--- begin ---

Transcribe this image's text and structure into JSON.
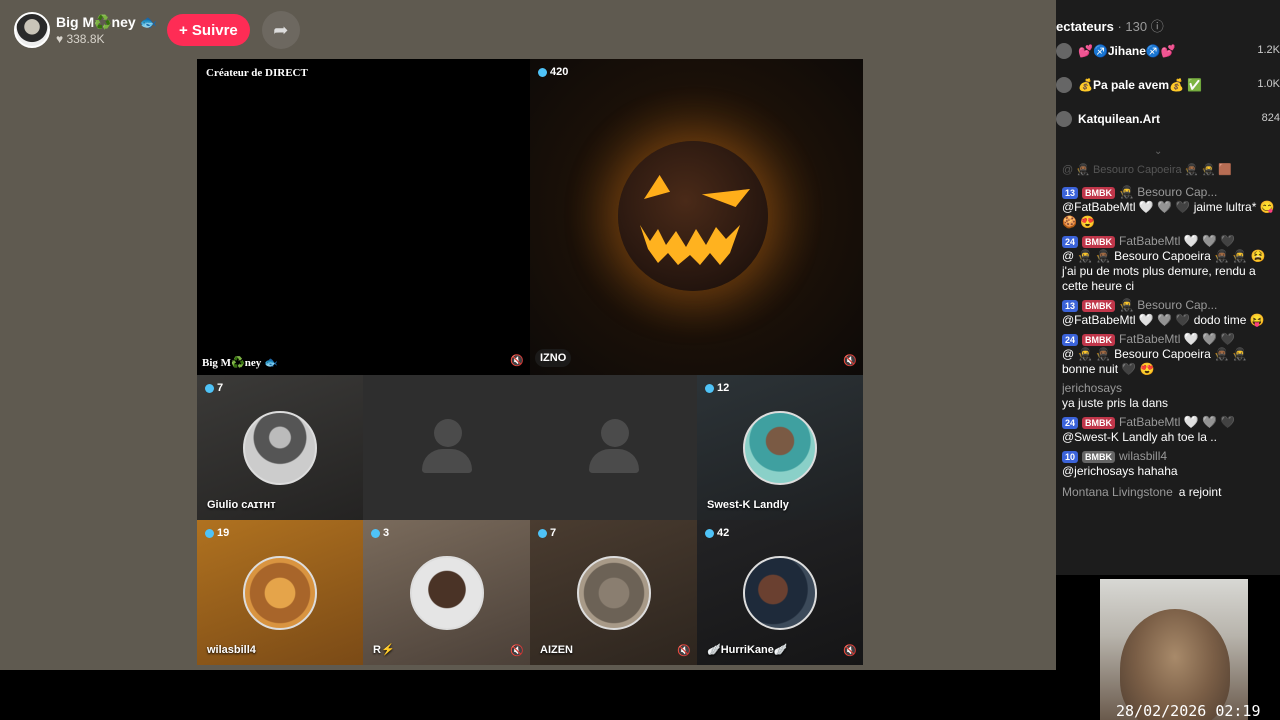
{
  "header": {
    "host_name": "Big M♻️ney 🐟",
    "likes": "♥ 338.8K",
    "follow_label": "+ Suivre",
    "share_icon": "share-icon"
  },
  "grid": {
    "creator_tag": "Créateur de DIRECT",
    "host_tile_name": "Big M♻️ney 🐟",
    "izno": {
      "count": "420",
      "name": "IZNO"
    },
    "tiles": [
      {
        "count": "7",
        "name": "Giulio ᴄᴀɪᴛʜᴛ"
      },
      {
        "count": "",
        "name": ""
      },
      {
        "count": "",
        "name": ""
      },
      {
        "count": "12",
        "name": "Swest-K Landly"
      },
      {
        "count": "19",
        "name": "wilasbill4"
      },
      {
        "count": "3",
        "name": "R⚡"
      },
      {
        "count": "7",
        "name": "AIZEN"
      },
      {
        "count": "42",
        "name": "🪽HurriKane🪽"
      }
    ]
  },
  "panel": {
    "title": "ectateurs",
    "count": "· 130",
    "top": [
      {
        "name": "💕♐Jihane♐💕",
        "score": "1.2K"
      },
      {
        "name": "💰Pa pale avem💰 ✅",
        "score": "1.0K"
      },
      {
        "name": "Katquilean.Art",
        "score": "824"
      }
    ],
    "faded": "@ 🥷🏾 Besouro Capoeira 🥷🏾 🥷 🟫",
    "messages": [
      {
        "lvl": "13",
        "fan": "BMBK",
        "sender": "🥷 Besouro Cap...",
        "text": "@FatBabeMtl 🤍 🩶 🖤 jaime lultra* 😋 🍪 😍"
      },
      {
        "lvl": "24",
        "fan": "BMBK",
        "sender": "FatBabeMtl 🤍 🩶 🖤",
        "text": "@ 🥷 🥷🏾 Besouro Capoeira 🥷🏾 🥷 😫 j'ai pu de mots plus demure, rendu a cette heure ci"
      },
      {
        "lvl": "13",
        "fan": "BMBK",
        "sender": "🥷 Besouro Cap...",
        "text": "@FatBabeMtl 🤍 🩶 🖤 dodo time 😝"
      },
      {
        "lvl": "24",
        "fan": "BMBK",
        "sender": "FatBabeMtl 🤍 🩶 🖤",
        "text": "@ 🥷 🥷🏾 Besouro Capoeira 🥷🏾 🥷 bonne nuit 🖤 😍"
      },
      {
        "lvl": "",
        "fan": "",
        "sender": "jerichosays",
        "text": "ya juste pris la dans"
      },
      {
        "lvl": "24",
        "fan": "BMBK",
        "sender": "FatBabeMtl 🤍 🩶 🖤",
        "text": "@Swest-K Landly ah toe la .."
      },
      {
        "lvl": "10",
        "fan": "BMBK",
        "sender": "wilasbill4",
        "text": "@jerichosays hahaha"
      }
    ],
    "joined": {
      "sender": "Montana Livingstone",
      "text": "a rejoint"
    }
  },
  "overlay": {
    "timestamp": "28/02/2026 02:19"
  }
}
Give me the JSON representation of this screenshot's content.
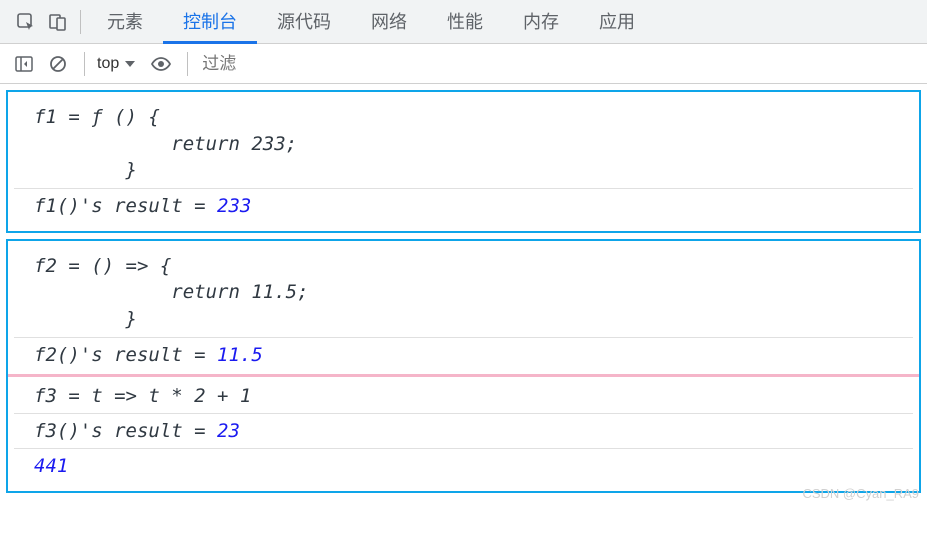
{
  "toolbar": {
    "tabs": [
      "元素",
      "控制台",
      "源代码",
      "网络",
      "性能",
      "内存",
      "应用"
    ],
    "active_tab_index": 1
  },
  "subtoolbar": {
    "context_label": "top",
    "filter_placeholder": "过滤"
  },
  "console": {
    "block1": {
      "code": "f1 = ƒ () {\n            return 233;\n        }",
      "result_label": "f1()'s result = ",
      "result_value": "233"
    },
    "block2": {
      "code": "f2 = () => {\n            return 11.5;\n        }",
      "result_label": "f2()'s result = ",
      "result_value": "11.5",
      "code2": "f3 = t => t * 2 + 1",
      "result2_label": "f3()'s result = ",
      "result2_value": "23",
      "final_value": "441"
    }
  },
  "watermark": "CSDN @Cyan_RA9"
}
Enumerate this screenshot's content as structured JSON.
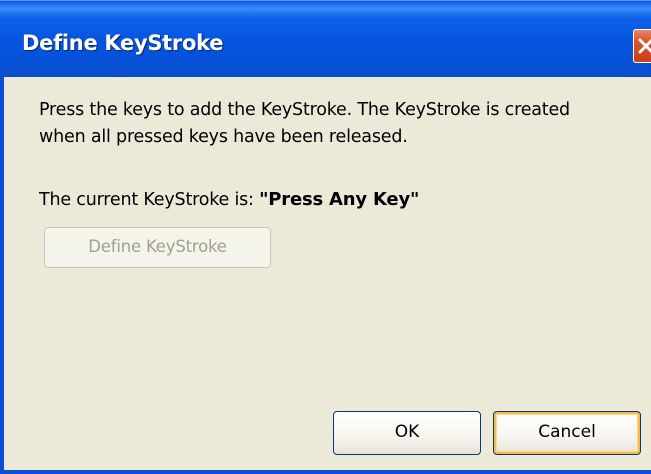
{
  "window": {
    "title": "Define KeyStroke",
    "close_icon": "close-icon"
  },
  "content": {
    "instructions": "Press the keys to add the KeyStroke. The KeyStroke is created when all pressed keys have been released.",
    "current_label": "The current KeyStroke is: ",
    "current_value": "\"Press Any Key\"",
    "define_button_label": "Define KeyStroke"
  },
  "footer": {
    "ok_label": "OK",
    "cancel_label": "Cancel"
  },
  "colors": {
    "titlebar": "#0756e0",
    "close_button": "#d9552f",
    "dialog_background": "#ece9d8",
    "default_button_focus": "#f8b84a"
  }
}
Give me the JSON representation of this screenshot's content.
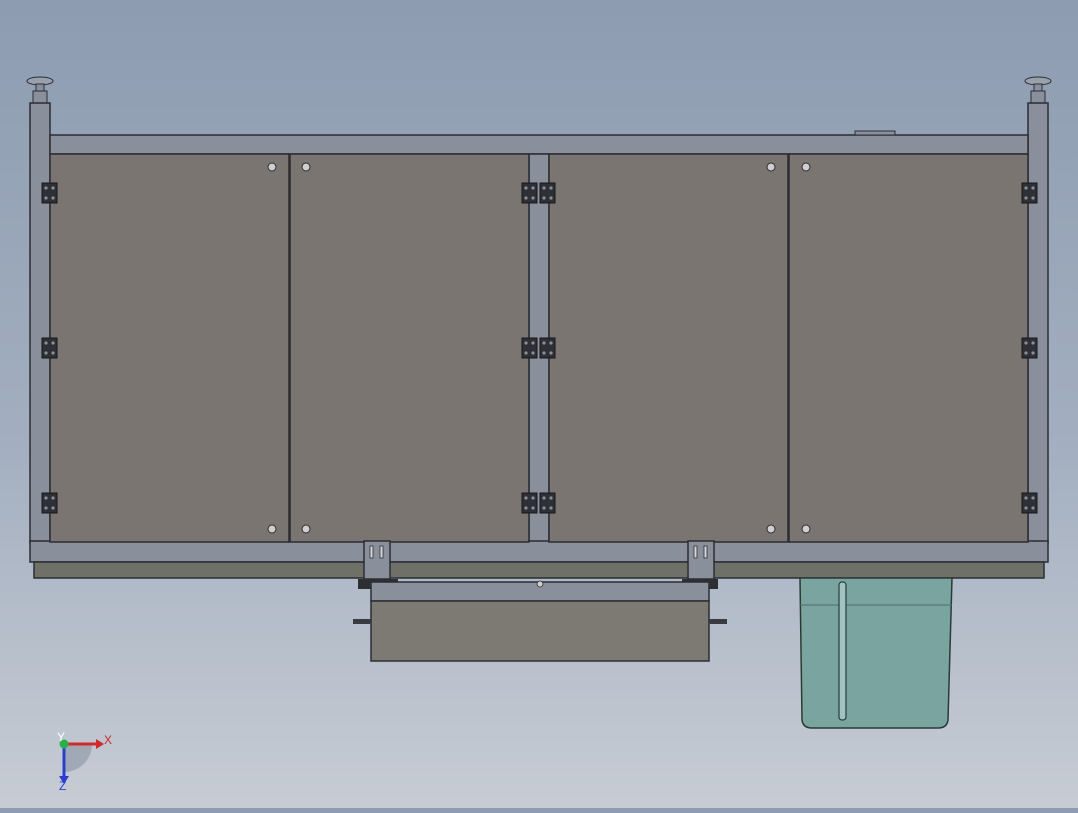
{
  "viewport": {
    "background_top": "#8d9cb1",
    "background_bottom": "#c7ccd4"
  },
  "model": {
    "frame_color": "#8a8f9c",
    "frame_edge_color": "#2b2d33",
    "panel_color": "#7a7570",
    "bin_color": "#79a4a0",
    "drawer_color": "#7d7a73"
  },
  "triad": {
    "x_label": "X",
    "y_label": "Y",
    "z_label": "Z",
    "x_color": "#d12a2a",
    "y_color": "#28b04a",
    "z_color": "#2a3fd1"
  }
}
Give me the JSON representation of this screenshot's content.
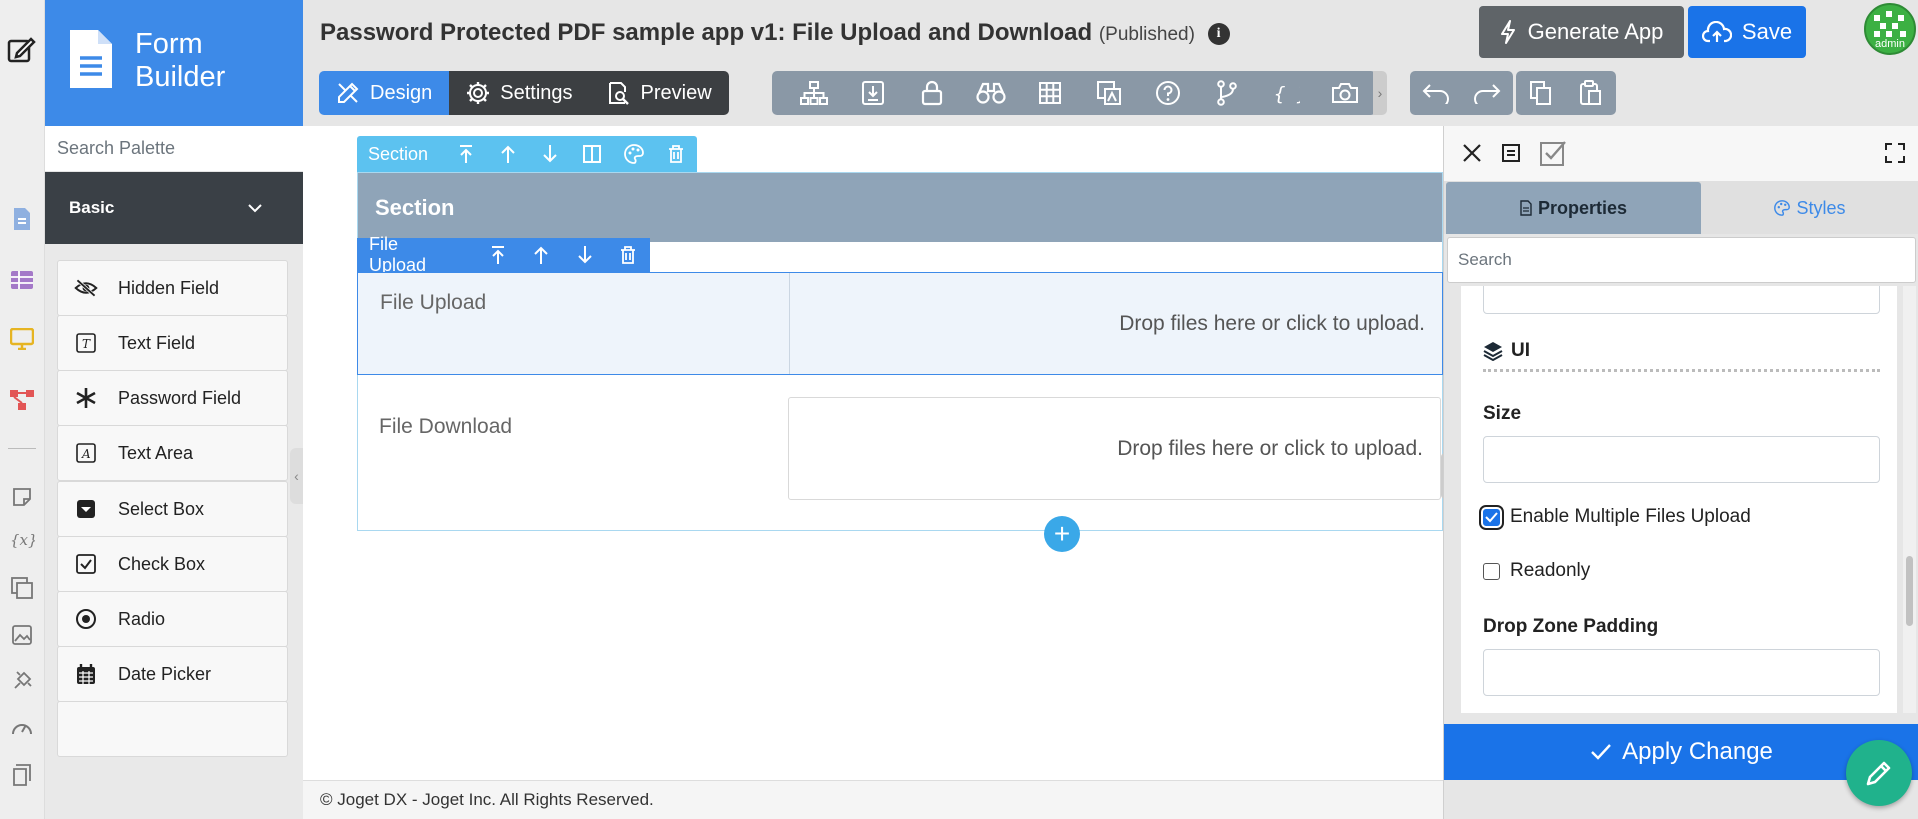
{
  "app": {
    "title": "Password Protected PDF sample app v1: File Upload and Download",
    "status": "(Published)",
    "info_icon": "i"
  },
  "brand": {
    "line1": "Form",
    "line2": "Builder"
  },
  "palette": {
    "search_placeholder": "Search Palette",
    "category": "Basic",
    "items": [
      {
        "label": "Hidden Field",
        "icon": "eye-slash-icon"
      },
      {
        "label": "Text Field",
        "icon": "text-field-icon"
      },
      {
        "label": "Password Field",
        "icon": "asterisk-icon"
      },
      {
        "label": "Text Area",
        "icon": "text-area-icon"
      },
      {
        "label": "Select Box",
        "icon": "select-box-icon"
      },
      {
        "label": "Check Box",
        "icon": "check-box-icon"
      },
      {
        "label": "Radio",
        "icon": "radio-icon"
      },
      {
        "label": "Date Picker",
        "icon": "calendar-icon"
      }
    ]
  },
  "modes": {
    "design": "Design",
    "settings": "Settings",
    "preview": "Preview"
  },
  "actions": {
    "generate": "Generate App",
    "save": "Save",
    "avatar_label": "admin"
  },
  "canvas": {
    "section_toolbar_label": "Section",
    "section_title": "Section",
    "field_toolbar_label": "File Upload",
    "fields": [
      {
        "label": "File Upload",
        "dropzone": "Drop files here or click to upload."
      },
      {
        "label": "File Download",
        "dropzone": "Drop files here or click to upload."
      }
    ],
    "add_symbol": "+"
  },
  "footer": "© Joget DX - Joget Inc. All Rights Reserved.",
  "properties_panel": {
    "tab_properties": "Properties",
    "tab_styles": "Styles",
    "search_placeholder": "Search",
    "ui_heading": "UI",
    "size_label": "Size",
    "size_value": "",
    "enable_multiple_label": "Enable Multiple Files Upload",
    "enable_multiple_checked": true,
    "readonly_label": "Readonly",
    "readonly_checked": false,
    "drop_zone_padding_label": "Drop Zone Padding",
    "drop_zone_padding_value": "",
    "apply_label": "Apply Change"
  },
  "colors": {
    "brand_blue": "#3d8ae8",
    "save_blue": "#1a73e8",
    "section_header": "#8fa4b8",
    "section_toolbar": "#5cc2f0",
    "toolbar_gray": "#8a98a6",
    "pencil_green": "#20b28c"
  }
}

--- end ---

### [Instructions for the task]
The records above are to be restated exactly, without their pictures.

### [Written response]
Transcribe this image's text and structure into JSON.
{
  "header": {
    "host_name": "Big M♻️ney 🐟",
    "likes": "♥ 338.8K",
    "follow_label": "+ Suivre",
    "share_icon": "share-icon"
  },
  "grid": {
    "creator_tag": "Créateur de DIRECT",
    "host_tile_name": "Big M♻️ney 🐟",
    "izno": {
      "count": "420",
      "name": "IZNO"
    },
    "tiles": [
      {
        "count": "7",
        "name": "Giulio ᴄᴀɪᴛʜᴛ"
      },
      {
        "count": "",
        "name": ""
      },
      {
        "count": "",
        "name": ""
      },
      {
        "count": "12",
        "name": "Swest-K Landly"
      },
      {
        "count": "19",
        "name": "wilasbill4"
      },
      {
        "count": "3",
        "name": "R⚡"
      },
      {
        "count": "7",
        "name": "AIZEN"
      },
      {
        "count": "42",
        "name": "🪽HurriKane🪽"
      }
    ]
  },
  "panel": {
    "title": "ectateurs",
    "count": "· 130",
    "top": [
      {
        "name": "💕♐Jihane♐💕",
        "score": "1.2K"
      },
      {
        "name": "💰Pa pale avem💰 ✅",
        "score": "1.0K"
      },
      {
        "name": "Katquilean.Art",
        "score": "824"
      }
    ],
    "faded": "@ 🥷🏾 Besouro Capoeira 🥷🏾 🥷 🟫",
    "messages": [
      {
        "lvl": "13",
        "fan": "BMBK",
        "sender": "🥷 Besouro Cap...",
        "text": "@FatBabeMtl 🤍 🩶 🖤 jaime lultra* 😋 🍪 😍"
      },
      {
        "lvl": "24",
        "fan": "BMBK",
        "sender": "FatBabeMtl 🤍 🩶 🖤",
        "text": "@ 🥷 🥷🏾 Besouro Capoeira 🥷🏾 🥷 😫 j'ai pu de mots plus demure, rendu a cette heure ci"
      },
      {
        "lvl": "13",
        "fan": "BMBK",
        "sender": "🥷 Besouro Cap...",
        "text": "@FatBabeMtl 🤍 🩶 🖤 dodo time 😝"
      },
      {
        "lvl": "24",
        "fan": "BMBK",
        "sender": "FatBabeMtl 🤍 🩶 🖤",
        "text": "@ 🥷 🥷🏾 Besouro Capoeira 🥷🏾 🥷 bonne nuit 🖤 😍"
      },
      {
        "lvl": "",
        "fan": "",
        "sender": "jerichosays",
        "text": "ya juste pris la dans"
      },
      {
        "lvl": "24",
        "fan": "BMBK",
        "sender": "FatBabeMtl 🤍 🩶 🖤",
        "text": "@Swest-K Landly ah toe la .."
      },
      {
        "lvl": "10",
        "fan": "BMBK",
        "sender": "wilasbill4",
        "text": "@jerichosays hahaha"
      }
    ],
    "joined": {
      "sender": "Montana Livingstone",
      "text": "a rejoint"
    }
  },
  "overlay": {
    "timestamp": "28/02/2026 02:19"
  }
}
Give me the JSON representation of this screenshot's content.
{
  "toolbar": {
    "tabs": [
      "元素",
      "控制台",
      "源代码",
      "网络",
      "性能",
      "内存",
      "应用"
    ],
    "active_tab_index": 1
  },
  "subtoolbar": {
    "context_label": "top",
    "filter_placeholder": "过滤"
  },
  "console": {
    "block1": {
      "code": "f1 = ƒ () {\n            return 233;\n        }",
      "result_label": "f1()'s result = ",
      "result_value": "233"
    },
    "block2": {
      "code": "f2 = () => {\n            return 11.5;\n        }",
      "result_label": "f2()'s result = ",
      "result_value": "11.5",
      "code2": "f3 = t => t * 2 + 1",
      "result2_label": "f3()'s result = ",
      "result2_value": "23",
      "final_value": "441"
    }
  },
  "watermark": "CSDN @Cyan_RA9"
}
Enumerate this screenshot's content as structured JSON.
{
  "window": {
    "title": "Define KeyStroke",
    "close_icon": "close-icon"
  },
  "content": {
    "instructions": "Press the keys to add the KeyStroke. The KeyStroke is created when all pressed keys have been released.",
    "current_label": "The current KeyStroke is: ",
    "current_value": "\"Press Any Key\"",
    "define_button_label": "Define KeyStroke"
  },
  "footer": {
    "ok_label": "OK",
    "cancel_label": "Cancel"
  },
  "colors": {
    "titlebar": "#0756e0",
    "close_button": "#d9552f",
    "dialog_background": "#ece9d8",
    "default_button_focus": "#f8b84a"
  }
}
Give me the JSON representation of this screenshot's content.
{
  "viewport": {
    "background_top": "#8d9cb1",
    "background_bottom": "#c7ccd4"
  },
  "model": {
    "frame_color": "#8a8f9c",
    "frame_edge_color": "#2b2d33",
    "panel_color": "#7a7570",
    "bin_color": "#79a4a0",
    "drawer_color": "#7d7a73"
  },
  "triad": {
    "x_label": "X",
    "y_label": "Y",
    "z_label": "Z",
    "x_color": "#d12a2a",
    "y_color": "#28b04a",
    "z_color": "#2a3fd1"
  }
}
Give me the JSON representation of this screenshot's content.
{
  "app": {
    "title": "Password Protected PDF sample app v1: File Upload and Download",
    "status": "(Published)",
    "info_icon": "i"
  },
  "brand": {
    "line1": "Form",
    "line2": "Builder"
  },
  "palette": {
    "search_placeholder": "Search Palette",
    "category": "Basic",
    "items": [
      {
        "label": "Hidden Field",
        "icon": "eye-slash-icon"
      },
      {
        "label": "Text Field",
        "icon": "text-field-icon"
      },
      {
        "label": "Password Field",
        "icon": "asterisk-icon"
      },
      {
        "label": "Text Area",
        "icon": "text-area-icon"
      },
      {
        "label": "Select Box",
        "icon": "select-box-icon"
      },
      {
        "label": "Check Box",
        "icon": "check-box-icon"
      },
      {
        "label": "Radio",
        "icon": "radio-icon"
      },
      {
        "label": "Date Picker",
        "icon": "calendar-icon"
      }
    ]
  },
  "modes": {
    "design": "Design",
    "settings": "Settings",
    "preview": "Preview"
  },
  "actions": {
    "generate": "Generate App",
    "save": "Save",
    "avatar_label": "admin"
  },
  "canvas": {
    "section_toolbar_label": "Section",
    "section_title": "Section",
    "field_toolbar_label": "File Upload",
    "fields": [
      {
        "label": "File Upload",
        "dropzone": "Drop files here or click to upload."
      },
      {
        "label": "File Download",
        "dropzone": "Drop files here or click to upload."
      }
    ],
    "add_symbol": "+"
  },
  "footer": "© Joget DX - Joget Inc. All Rights Reserved.",
  "properties_panel": {
    "tab_properties": "Properties",
    "tab_styles": "Styles",
    "search_placeholder": "Search",
    "ui_heading": "UI",
    "size_label": "Size",
    "size_value": "",
    "enable_multiple_label": "Enable Multiple Files Upload",
    "enable_multiple_checked": true,
    "readonly_label": "Readonly",
    "readonly_checked": false,
    "drop_zone_padding_label": "Drop Zone Padding",
    "drop_zone_padding_value": "",
    "apply_label": "Apply Change"
  },
  "colors": {
    "brand_blue": "#3d8ae8",
    "save_blue": "#1a73e8",
    "section_header": "#8fa4b8",
    "section_toolbar": "#5cc2f0",
    "toolbar_gray": "#8a98a6",
    "pencil_green": "#20b28c"
  }
}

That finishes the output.